▸ **Problem to work on**
Go through the lines below and copy each one that holds the string "page".

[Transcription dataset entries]

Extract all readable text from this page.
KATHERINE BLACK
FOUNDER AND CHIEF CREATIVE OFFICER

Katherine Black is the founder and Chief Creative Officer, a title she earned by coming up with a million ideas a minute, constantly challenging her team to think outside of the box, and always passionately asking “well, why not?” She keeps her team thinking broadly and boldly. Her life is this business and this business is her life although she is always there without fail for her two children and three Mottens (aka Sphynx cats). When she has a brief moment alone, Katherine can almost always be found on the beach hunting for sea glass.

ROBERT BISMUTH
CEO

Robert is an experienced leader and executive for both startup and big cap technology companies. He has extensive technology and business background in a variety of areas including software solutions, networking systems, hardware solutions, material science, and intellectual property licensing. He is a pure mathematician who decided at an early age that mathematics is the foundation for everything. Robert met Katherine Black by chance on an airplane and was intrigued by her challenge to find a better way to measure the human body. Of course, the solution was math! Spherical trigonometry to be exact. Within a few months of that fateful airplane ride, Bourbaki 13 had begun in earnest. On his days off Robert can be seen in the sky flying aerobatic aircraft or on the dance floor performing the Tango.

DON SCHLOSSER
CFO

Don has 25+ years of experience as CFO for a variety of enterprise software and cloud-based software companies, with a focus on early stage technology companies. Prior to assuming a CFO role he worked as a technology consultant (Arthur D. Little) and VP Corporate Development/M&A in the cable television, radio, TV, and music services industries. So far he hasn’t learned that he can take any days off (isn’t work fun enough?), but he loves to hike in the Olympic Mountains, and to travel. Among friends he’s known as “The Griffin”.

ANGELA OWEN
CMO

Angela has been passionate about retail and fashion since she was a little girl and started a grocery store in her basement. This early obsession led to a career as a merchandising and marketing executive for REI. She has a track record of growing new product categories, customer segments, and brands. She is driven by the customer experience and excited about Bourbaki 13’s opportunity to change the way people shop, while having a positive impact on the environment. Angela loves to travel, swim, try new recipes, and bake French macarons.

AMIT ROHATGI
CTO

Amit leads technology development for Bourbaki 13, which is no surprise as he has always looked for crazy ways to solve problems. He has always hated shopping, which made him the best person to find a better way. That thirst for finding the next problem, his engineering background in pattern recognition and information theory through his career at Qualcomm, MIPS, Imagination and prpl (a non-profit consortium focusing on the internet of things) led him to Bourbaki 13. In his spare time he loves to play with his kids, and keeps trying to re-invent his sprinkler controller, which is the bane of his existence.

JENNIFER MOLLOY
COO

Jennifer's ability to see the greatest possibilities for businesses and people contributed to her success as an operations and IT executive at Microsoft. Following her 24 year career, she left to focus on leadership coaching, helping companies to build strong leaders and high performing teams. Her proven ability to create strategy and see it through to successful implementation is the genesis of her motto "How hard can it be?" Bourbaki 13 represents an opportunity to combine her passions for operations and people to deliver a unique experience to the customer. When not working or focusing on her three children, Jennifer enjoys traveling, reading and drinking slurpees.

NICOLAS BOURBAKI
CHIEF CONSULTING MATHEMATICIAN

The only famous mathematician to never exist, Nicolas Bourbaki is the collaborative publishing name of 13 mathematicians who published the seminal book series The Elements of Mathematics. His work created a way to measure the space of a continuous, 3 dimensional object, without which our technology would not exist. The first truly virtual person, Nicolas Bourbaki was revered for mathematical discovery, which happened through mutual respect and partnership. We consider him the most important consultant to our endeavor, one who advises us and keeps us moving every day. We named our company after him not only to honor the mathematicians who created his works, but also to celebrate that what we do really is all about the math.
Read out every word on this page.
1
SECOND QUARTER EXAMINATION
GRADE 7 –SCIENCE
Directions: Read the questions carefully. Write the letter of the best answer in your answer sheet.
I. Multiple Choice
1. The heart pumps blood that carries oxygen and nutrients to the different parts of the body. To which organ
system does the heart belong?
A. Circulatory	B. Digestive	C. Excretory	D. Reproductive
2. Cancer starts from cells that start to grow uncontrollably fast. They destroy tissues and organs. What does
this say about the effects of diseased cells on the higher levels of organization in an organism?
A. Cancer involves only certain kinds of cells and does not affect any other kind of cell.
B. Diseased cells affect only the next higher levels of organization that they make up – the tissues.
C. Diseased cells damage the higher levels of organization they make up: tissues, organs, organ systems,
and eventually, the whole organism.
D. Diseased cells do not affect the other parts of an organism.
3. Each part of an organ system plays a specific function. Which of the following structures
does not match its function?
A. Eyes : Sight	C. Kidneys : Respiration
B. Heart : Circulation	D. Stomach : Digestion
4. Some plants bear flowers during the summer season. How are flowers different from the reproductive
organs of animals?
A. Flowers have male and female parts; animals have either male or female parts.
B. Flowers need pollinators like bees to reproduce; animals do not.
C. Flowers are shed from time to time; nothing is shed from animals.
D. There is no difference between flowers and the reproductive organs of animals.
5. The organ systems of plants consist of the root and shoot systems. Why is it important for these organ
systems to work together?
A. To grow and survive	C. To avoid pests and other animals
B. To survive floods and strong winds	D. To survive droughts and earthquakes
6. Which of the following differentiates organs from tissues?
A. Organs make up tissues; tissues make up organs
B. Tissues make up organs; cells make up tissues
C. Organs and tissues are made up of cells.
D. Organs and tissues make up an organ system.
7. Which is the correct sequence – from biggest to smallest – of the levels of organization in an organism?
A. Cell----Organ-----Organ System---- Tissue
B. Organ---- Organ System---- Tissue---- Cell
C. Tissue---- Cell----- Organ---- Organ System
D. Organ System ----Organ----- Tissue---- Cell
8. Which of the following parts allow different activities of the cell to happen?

▸ **Task response**
Extract all readable text from this page.
Read out every word on this page.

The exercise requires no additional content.